___ The data

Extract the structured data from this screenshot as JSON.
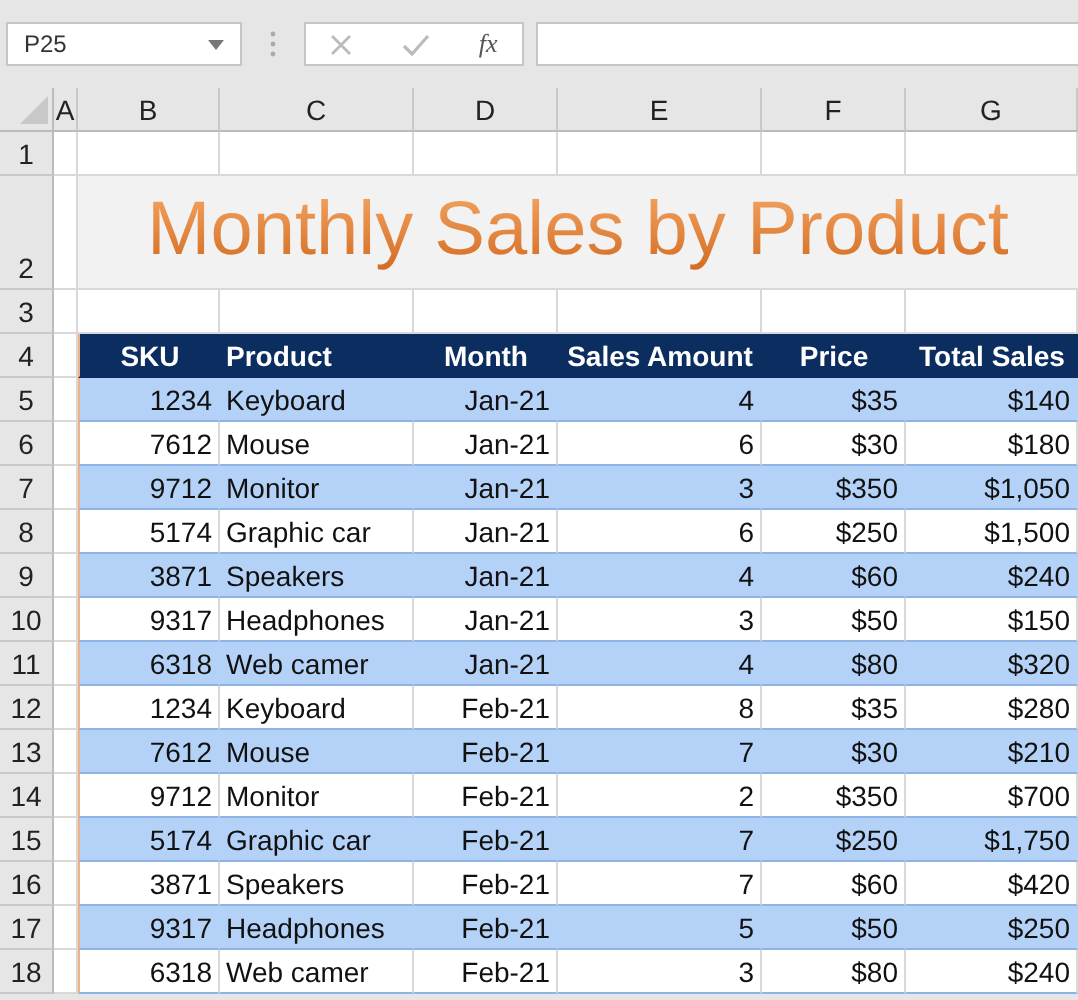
{
  "name_box": {
    "value": "P25"
  },
  "formula_bar": {
    "function_label": "fx"
  },
  "columns": [
    "A",
    "B",
    "C",
    "D",
    "E",
    "F",
    "G"
  ],
  "rows": [
    {
      "number": "1",
      "kind": "blank"
    },
    {
      "number": "2",
      "kind": "title",
      "title": "Monthly Sales by Product"
    },
    {
      "number": "3",
      "kind": "blank"
    },
    {
      "number": "4",
      "kind": "header",
      "cells": [
        "SKU",
        "Product",
        "Month",
        "Sales Amount",
        "Price",
        "Total Sales"
      ]
    },
    {
      "number": "5",
      "kind": "data",
      "shaded": true,
      "cells": [
        "1234",
        "Keyboard",
        "Jan-21",
        "4",
        "$35",
        "$140"
      ]
    },
    {
      "number": "6",
      "kind": "data",
      "shaded": false,
      "cells": [
        "7612",
        "Mouse",
        "Jan-21",
        "6",
        "$30",
        "$180"
      ]
    },
    {
      "number": "7",
      "kind": "data",
      "shaded": true,
      "cells": [
        "9712",
        "Monitor",
        "Jan-21",
        "3",
        "$350",
        "$1,050"
      ]
    },
    {
      "number": "8",
      "kind": "data",
      "shaded": false,
      "cells": [
        "5174",
        "Graphic car",
        "Jan-21",
        "6",
        "$250",
        "$1,500"
      ]
    },
    {
      "number": "9",
      "kind": "data",
      "shaded": true,
      "cells": [
        "3871",
        "Speakers",
        "Jan-21",
        "4",
        "$60",
        "$240"
      ]
    },
    {
      "number": "10",
      "kind": "data",
      "shaded": false,
      "cells": [
        "9317",
        "Headphones",
        "Jan-21",
        "3",
        "$50",
        "$150"
      ]
    },
    {
      "number": "11",
      "kind": "data",
      "shaded": true,
      "cells": [
        "6318",
        "Web camer",
        "Jan-21",
        "4",
        "$80",
        "$320"
      ]
    },
    {
      "number": "12",
      "kind": "data",
      "shaded": false,
      "cells": [
        "1234",
        "Keyboard",
        "Feb-21",
        "8",
        "$35",
        "$280"
      ]
    },
    {
      "number": "13",
      "kind": "data",
      "shaded": true,
      "cells": [
        "7612",
        "Mouse",
        "Feb-21",
        "7",
        "$30",
        "$210"
      ]
    },
    {
      "number": "14",
      "kind": "data",
      "shaded": false,
      "cells": [
        "9712",
        "Monitor",
        "Feb-21",
        "2",
        "$350",
        "$700"
      ]
    },
    {
      "number": "15",
      "kind": "data",
      "shaded": true,
      "cells": [
        "5174",
        "Graphic car",
        "Feb-21",
        "7",
        "$250",
        "$1,750"
      ]
    },
    {
      "number": "16",
      "kind": "data",
      "shaded": false,
      "cells": [
        "3871",
        "Speakers",
        "Feb-21",
        "7",
        "$60",
        "$420"
      ]
    },
    {
      "number": "17",
      "kind": "data",
      "shaded": true,
      "cells": [
        "9317",
        "Headphones",
        "Feb-21",
        "5",
        "$50",
        "$250"
      ]
    },
    {
      "number": "18",
      "kind": "data",
      "shaded": false,
      "cells": [
        "6318",
        "Web camer",
        "Feb-21",
        "3",
        "$80",
        "$240"
      ]
    }
  ]
}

______

> [Work to do]: Copy down every line of the entries containing the word "Product".

> [Complete output]:
      "title": "Monthly Sales by Product"
        "Product",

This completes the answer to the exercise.